**Task description:**
Rewrite the lines from the one containing "Patent image size: (1072, 436)." through the one containing "The wire rope 12 is at (233, 100).", swapping "apparatus" for "device" and leaving everything else unchanged.

+ + + +

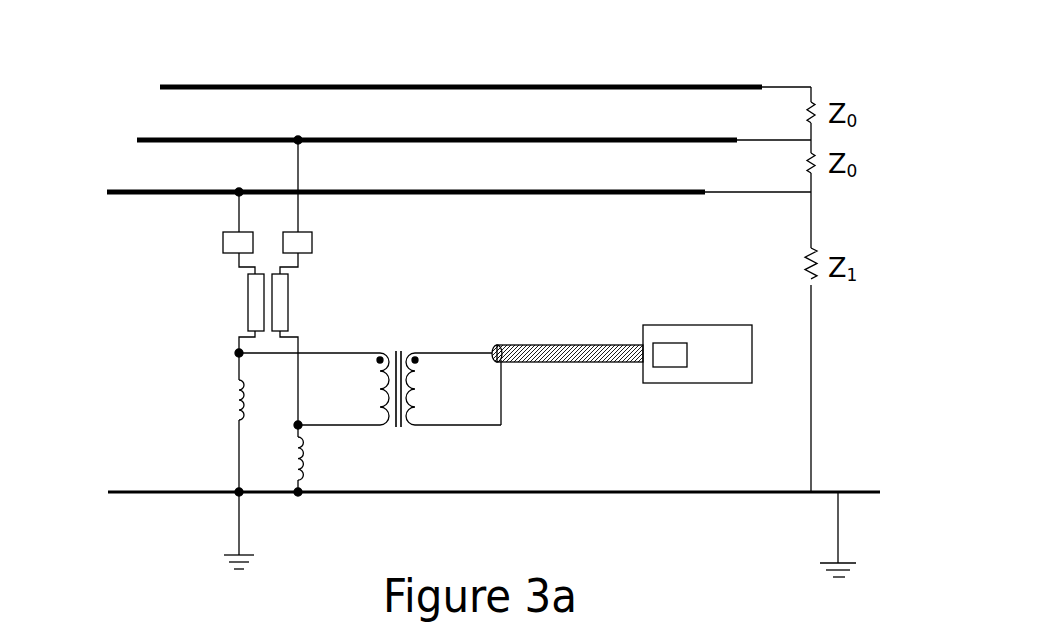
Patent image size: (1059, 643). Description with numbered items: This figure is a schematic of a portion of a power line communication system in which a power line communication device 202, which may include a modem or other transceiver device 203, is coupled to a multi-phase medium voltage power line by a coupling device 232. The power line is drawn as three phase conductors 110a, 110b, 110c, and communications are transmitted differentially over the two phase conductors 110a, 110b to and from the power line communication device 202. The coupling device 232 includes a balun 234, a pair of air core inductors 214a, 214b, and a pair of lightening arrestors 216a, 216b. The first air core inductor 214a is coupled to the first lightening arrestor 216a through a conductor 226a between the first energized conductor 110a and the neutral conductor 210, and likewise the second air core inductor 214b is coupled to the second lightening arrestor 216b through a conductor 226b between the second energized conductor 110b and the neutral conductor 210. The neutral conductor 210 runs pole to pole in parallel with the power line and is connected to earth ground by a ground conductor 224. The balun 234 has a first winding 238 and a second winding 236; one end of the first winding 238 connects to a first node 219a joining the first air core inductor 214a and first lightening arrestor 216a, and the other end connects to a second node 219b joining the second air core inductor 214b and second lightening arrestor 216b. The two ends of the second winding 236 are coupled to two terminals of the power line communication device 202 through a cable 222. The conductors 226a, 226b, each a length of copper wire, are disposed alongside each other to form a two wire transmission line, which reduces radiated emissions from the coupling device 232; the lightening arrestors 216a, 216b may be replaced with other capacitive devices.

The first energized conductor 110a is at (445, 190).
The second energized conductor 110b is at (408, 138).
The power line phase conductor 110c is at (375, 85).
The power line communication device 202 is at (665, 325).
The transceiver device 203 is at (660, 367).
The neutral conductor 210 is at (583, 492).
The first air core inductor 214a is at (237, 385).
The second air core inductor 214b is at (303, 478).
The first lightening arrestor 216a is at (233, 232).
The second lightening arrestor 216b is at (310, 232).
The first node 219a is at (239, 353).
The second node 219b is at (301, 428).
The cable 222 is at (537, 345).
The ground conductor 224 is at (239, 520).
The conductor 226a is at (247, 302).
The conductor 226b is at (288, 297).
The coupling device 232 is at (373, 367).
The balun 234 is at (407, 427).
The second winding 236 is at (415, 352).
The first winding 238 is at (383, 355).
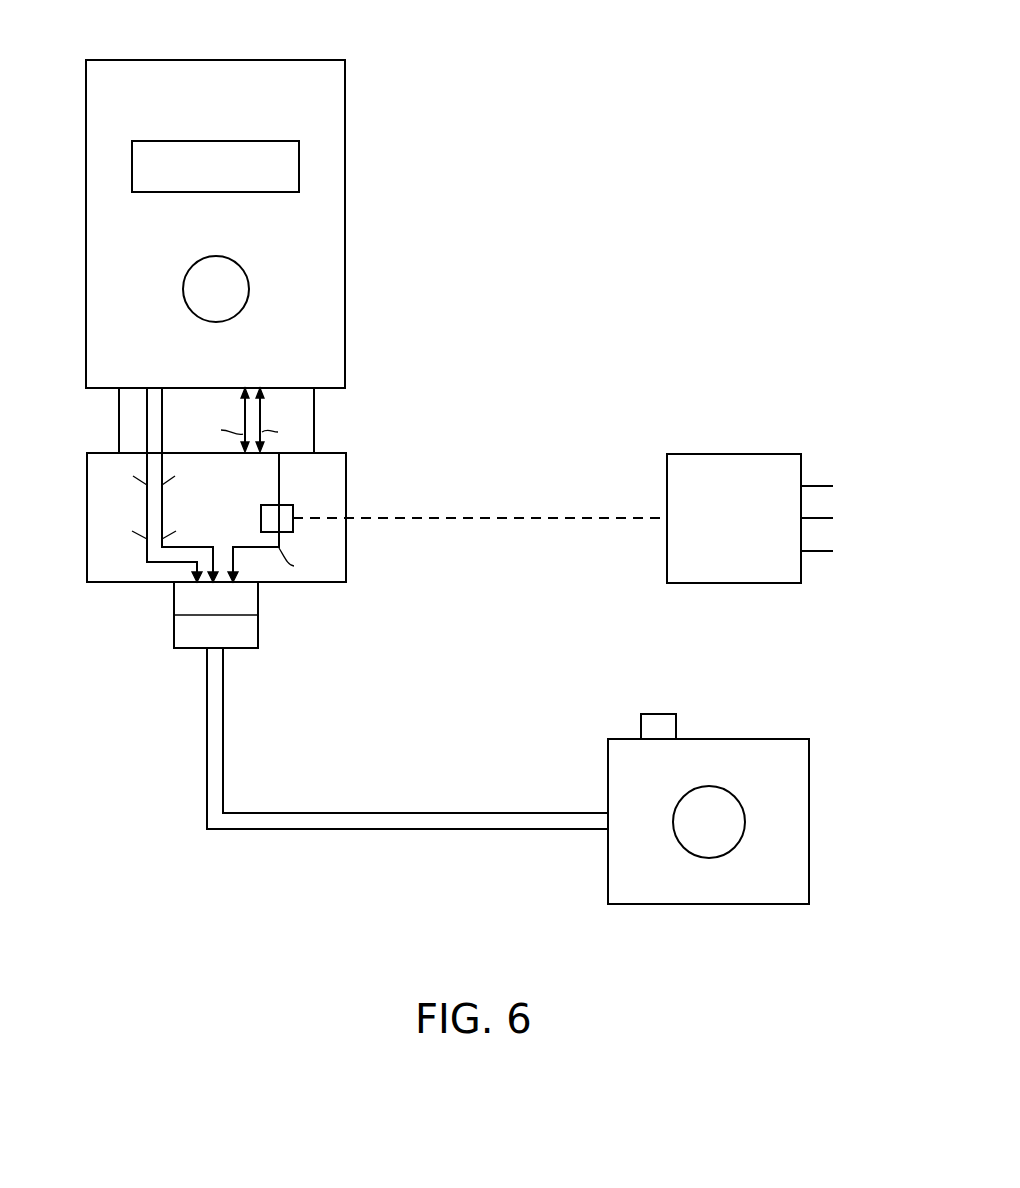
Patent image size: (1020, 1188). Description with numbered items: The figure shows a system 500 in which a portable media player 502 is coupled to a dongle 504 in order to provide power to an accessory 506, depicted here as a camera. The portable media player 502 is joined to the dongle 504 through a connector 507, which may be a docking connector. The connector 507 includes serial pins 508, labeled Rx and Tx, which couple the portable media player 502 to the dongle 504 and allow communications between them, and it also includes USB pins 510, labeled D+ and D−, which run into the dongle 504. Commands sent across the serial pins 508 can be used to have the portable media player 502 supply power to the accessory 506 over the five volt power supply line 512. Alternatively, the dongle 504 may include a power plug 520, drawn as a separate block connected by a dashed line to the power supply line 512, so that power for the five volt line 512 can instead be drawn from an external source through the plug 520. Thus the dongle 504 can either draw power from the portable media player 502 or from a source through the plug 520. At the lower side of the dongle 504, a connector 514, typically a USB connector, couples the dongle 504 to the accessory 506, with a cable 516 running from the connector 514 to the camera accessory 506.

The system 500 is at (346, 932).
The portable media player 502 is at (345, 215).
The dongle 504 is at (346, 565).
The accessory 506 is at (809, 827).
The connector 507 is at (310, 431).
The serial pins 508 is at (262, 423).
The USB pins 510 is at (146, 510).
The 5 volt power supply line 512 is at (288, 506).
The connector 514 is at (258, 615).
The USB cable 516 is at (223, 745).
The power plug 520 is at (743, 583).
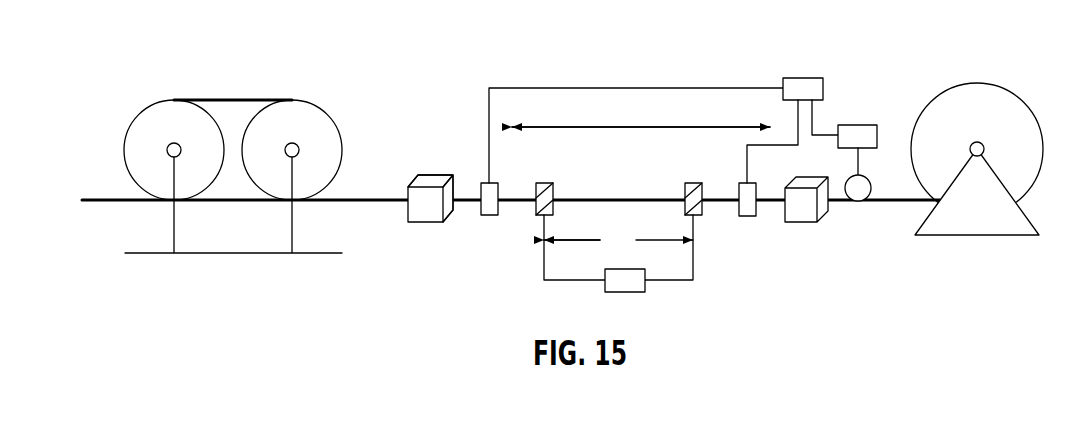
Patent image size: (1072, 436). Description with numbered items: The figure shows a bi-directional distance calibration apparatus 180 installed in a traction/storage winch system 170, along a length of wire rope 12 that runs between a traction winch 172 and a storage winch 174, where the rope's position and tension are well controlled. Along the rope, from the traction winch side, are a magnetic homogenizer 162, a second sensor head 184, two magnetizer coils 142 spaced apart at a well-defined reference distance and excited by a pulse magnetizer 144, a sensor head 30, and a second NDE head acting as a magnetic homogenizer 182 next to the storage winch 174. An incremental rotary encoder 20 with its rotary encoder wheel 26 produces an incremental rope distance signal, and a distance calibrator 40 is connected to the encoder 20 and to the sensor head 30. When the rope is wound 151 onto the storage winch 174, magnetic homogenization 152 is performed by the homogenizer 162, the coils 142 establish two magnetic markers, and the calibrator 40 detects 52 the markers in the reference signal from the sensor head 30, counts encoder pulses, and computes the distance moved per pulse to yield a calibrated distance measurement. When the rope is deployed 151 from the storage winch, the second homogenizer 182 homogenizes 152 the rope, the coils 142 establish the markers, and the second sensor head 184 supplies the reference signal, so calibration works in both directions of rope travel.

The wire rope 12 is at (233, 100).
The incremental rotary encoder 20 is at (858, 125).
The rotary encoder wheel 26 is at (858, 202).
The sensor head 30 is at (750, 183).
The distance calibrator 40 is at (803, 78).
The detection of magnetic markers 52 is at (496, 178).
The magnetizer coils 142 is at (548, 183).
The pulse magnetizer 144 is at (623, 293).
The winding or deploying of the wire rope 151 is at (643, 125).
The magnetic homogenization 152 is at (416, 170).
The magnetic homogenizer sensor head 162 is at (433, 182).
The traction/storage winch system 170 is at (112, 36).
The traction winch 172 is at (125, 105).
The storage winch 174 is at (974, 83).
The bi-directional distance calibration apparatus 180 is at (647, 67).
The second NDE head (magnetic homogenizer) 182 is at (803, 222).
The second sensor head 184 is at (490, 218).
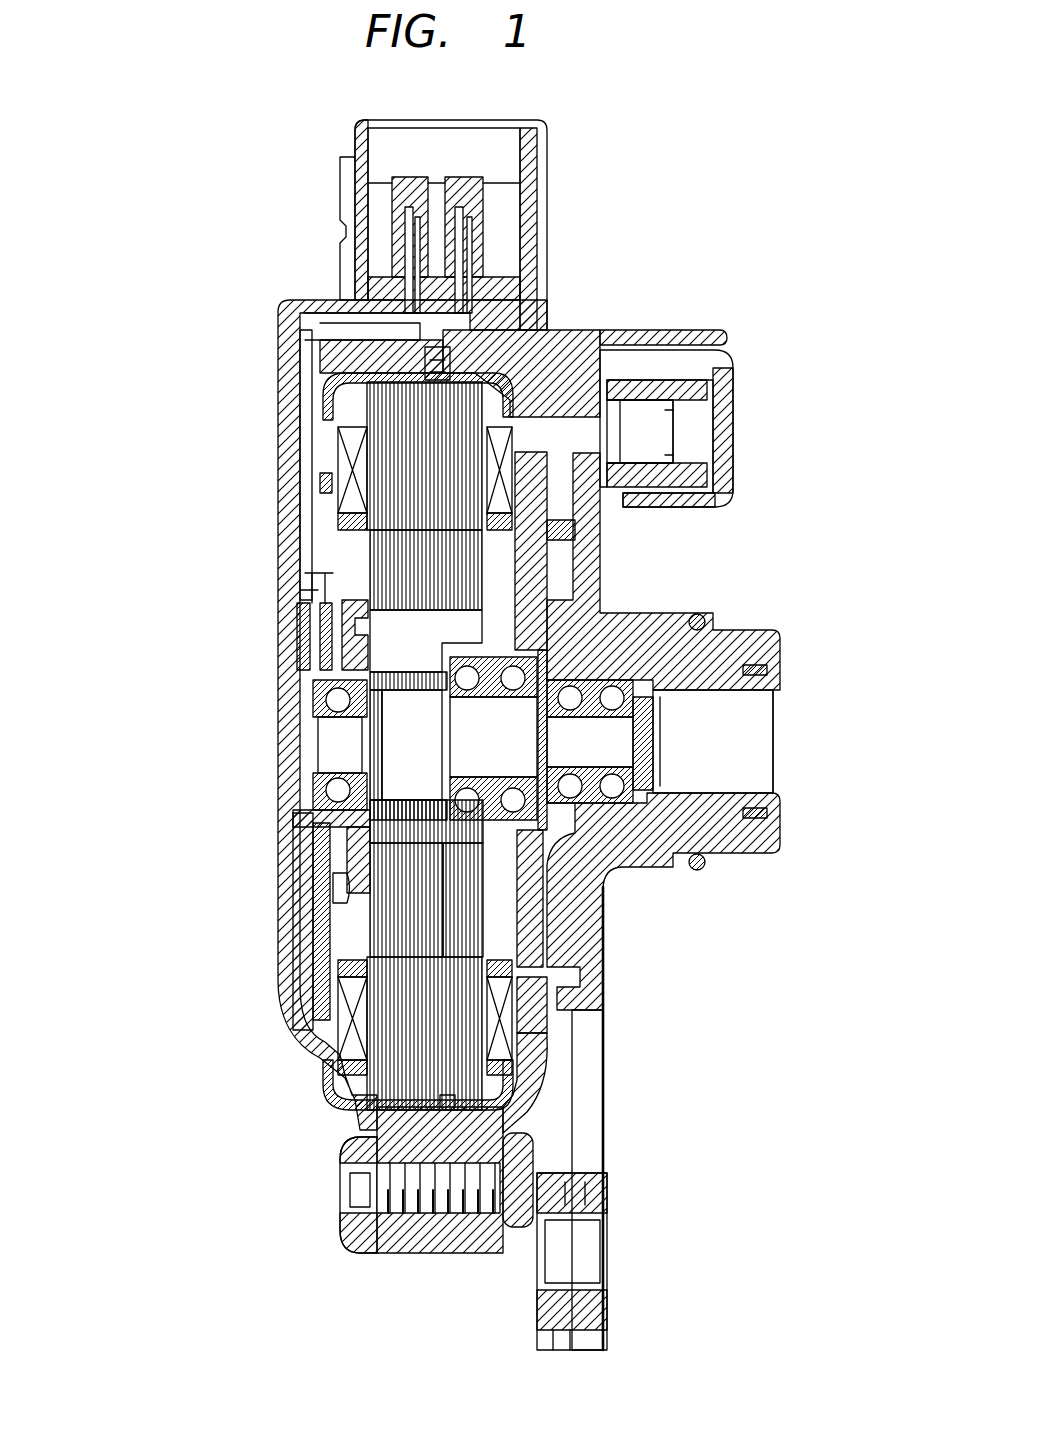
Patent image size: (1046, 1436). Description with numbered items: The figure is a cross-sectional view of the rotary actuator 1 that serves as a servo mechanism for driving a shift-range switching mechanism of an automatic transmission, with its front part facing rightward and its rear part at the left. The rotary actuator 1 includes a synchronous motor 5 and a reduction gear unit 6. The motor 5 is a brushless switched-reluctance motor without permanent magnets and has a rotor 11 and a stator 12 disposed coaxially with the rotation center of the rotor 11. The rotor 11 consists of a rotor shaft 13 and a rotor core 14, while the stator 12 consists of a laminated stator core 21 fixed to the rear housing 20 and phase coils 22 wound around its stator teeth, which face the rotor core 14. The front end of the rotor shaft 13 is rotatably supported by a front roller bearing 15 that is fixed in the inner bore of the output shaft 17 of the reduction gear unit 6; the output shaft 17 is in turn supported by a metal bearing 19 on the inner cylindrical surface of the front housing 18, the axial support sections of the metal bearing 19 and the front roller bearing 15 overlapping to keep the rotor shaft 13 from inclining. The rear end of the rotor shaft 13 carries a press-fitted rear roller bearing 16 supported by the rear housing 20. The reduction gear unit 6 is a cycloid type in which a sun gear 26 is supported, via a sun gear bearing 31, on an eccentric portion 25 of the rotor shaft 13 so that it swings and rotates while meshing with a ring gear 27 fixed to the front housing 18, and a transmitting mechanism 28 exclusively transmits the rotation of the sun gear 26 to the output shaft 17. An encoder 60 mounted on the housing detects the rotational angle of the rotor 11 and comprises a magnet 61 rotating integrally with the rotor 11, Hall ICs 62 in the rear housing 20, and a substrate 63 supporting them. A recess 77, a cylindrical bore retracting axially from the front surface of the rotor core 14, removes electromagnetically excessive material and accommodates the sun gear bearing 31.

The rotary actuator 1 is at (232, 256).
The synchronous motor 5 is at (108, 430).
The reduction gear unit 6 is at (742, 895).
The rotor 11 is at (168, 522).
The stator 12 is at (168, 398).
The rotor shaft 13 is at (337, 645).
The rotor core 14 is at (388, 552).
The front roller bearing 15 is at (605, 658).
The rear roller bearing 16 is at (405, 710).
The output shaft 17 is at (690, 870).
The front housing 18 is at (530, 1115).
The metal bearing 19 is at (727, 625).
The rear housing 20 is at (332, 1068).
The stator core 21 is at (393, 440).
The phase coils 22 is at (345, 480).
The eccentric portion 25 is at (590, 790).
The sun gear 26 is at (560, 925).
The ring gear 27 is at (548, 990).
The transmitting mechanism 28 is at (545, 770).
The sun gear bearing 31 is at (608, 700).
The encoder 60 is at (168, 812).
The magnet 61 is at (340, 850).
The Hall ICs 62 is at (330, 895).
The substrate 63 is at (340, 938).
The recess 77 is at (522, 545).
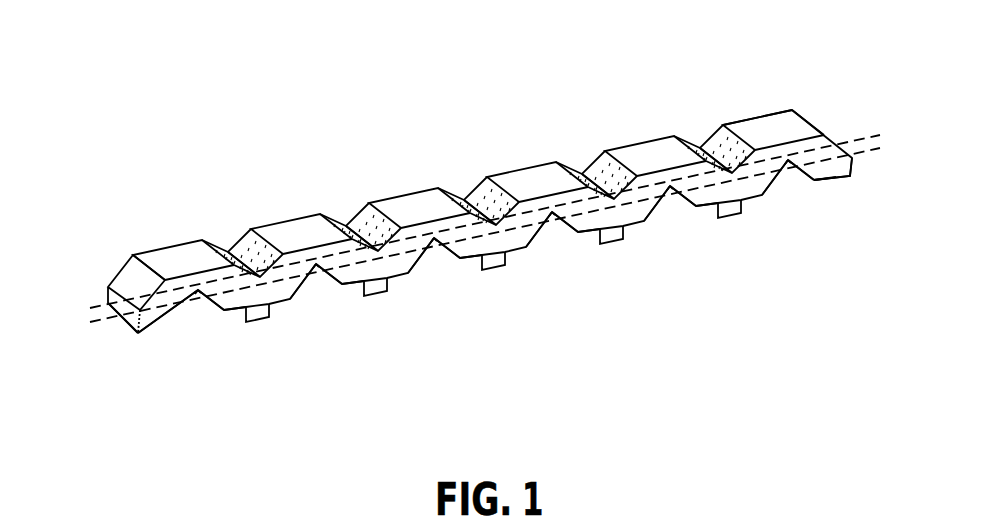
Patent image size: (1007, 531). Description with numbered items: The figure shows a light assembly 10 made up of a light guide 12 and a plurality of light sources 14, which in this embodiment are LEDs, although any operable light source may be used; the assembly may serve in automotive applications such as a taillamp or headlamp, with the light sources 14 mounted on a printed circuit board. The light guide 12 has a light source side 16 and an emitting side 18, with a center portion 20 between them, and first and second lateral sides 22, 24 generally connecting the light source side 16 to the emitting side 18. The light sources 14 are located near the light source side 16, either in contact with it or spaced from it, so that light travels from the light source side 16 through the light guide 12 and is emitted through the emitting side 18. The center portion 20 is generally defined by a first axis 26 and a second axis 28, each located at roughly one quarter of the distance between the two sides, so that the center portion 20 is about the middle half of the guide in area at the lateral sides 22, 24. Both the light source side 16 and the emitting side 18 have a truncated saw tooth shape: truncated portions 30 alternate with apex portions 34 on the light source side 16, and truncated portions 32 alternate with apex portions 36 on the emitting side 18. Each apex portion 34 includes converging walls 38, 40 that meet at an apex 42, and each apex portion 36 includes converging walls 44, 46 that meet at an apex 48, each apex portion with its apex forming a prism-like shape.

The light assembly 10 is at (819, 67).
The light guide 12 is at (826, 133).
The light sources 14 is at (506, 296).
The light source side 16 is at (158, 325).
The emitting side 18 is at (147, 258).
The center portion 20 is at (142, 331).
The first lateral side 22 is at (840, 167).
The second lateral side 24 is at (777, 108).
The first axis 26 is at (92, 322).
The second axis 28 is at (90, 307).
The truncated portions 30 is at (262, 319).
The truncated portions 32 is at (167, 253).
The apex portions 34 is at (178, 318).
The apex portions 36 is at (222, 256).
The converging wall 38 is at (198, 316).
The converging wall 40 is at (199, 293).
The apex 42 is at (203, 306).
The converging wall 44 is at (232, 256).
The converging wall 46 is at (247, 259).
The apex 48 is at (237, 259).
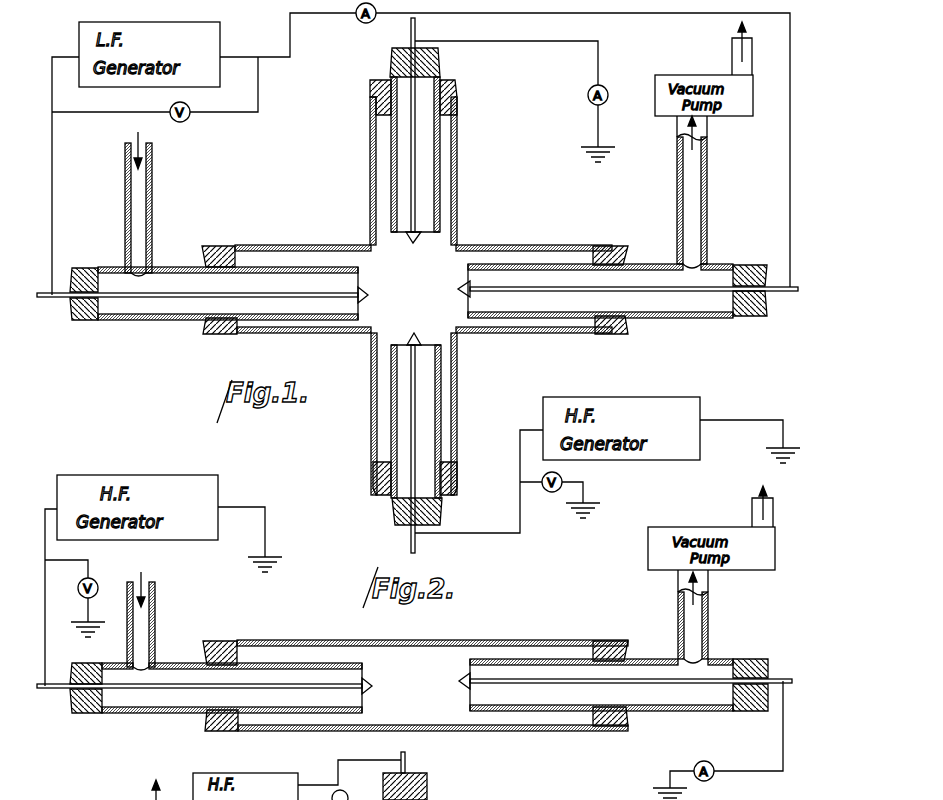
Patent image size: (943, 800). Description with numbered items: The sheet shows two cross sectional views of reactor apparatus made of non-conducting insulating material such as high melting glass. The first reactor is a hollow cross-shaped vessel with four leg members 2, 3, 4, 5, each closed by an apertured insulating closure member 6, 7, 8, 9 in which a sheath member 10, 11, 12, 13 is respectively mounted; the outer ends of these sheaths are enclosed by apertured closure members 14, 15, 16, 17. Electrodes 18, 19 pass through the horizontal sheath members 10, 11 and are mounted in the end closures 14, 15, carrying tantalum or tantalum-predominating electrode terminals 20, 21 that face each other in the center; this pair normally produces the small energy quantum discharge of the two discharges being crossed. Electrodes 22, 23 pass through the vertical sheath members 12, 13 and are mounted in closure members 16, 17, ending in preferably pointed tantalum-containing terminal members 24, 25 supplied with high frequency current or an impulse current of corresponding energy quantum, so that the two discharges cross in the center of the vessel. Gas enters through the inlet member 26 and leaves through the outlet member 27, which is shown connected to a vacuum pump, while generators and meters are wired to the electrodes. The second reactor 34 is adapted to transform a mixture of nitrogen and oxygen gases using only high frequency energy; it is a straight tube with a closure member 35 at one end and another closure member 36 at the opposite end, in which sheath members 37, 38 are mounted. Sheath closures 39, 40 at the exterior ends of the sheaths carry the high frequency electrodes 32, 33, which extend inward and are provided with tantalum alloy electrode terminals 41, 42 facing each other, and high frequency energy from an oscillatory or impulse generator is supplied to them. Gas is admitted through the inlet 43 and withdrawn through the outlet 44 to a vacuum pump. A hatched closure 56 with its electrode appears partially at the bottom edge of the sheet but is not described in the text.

+ + + +

**Result below:**
Patent image size: (1072, 436). Description with numbered items: The figure shows a bi-directional distance calibration device 180 installed in a traction/storage winch system 170, along a length of wire rope 12 that runs between a traction winch 172 and a storage winch 174, where the rope's position and tension are well controlled. Along the rope, from the traction winch side, are a magnetic homogenizer 162, a second sensor head 184, two magnetizer coils 142 spaced apart at a well-defined reference distance and excited by a pulse magnetizer 144, a sensor head 30, and a second NDE head acting as a magnetic homogenizer 182 next to the storage winch 174. An incremental rotary encoder 20 with its rotary encoder wheel 26 produces an incremental rope distance signal, and a distance calibrator 40 is connected to the encoder 20 and to the sensor head 30. When the rope is wound 151 onto the storage winch 174, magnetic homogenization 152 is performed by the homogenizer 162, the coils 142 establish two magnetic markers, and the calibrator 40 detects 52 the markers in the reference signal from the sensor head 30, counts encoder pulses, and computes the distance moved per pulse to yield a calibrated distance measurement. When the rope is deployed 151 from the storage winch, the second homogenizer 182 homogenizes 152 the rope, the coils 142 establish the markers, and the second sensor head 184 supplies the reference signal, so calibration works in both directions of rope travel.

The wire rope 12 is at (233, 100).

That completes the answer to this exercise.